### TASK DATA
□ □ □

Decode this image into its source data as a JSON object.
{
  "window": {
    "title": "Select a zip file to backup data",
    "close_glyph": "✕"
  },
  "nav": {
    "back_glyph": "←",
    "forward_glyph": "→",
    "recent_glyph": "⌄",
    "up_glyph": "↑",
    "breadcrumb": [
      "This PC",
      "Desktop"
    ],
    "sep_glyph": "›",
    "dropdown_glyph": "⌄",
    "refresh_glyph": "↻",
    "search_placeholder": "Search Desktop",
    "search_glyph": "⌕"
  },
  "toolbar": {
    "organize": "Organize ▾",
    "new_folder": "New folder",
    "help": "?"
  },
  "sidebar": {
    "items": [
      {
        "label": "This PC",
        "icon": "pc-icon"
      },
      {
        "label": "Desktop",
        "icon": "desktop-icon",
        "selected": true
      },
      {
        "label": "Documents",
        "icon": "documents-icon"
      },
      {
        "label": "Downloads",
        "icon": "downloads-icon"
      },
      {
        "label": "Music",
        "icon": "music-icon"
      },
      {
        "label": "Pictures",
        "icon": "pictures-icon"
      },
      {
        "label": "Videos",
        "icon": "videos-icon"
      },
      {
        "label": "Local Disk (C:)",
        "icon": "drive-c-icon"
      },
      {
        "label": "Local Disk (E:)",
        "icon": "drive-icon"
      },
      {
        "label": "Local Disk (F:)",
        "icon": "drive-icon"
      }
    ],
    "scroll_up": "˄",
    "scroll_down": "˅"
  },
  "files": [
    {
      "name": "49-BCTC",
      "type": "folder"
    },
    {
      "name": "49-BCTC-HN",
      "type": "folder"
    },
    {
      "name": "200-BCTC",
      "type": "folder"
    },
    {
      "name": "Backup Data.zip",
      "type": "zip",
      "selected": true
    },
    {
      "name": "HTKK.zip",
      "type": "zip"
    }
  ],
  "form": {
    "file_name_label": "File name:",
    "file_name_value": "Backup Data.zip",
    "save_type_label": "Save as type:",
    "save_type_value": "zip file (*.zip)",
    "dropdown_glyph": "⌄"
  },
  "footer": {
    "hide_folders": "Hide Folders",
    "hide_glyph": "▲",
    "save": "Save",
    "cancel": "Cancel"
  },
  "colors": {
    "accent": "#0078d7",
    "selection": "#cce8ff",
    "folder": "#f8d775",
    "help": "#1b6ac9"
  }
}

□ □ □

### WORK INSTRUCTIONS
Repeat each record exactly, leaving nothing out.

### REPLY
Decode this image into its source data as a JSON object.
{
  "window": {
    "title": "Select a zip file to backup data",
    "close_glyph": "✕"
  },
  "nav": {
    "back_glyph": "←",
    "forward_glyph": "→",
    "recent_glyph": "⌄",
    "up_glyph": "↑",
    "breadcrumb": [
      "This PC",
      "Desktop"
    ],
    "sep_glyph": "›",
    "dropdown_glyph": "⌄",
    "refresh_glyph": "↻",
    "search_placeholder": "Search Desktop",
    "search_glyph": "⌕"
  },
  "toolbar": {
    "organize": "Organize ▾",
    "new_folder": "New folder",
    "help": "?"
  },
  "sidebar": {
    "items": [
      {
        "label": "This PC",
        "icon": "pc-icon"
      },
      {
        "label": "Desktop",
        "icon": "desktop-icon",
        "selected": true
      },
      {
        "label": "Documents",
        "icon": "documents-icon"
      },
      {
        "label": "Downloads",
        "icon": "downloads-icon"
      },
      {
        "label": "Music",
        "icon": "music-icon"
      },
      {
        "label": "Pictures",
        "icon": "pictures-icon"
      },
      {
        "label": "Videos",
        "icon": "videos-icon"
      },
      {
        "label": "Local Disk (C:)",
        "icon": "drive-c-icon"
      },
      {
        "label": "Local Disk (E:)",
        "icon": "drive-icon"
      },
      {
        "label": "Local Disk (F:)",
        "icon": "drive-icon"
      }
    ],
    "scroll_up": "˄",
    "scroll_down": "˅"
  },
  "files": [
    {
      "name": "49-BCTC",
      "type": "folder"
    },
    {
      "name": "49-BCTC-HN",
      "type": "folder"
    },
    {
      "name": "200-BCTC",
      "type": "folder"
    },
    {
      "name": "Backup Data.zip",
      "type": "zip",
      "selected": true
    },
    {
      "name": "HTKK.zip",
      "type": "zip"
    }
  ],
  "form": {
    "file_name_label": "File name:",
    "file_name_value": "Backup Data.zip",
    "save_type_label": "Save as type:",
    "save_type_value": "zip file (*.zip)",
    "dropdown_glyph": "⌄"
  },
  "footer": {
    "hide_folders": "Hide Folders",
    "hide_glyph": "▲",
    "save": "Save",
    "cancel": "Cancel"
  },
  "colors": {
    "accent": "#0078d7",
    "selection": "#cce8ff",
    "folder": "#f8d775",
    "help": "#1b6ac9"
  }
}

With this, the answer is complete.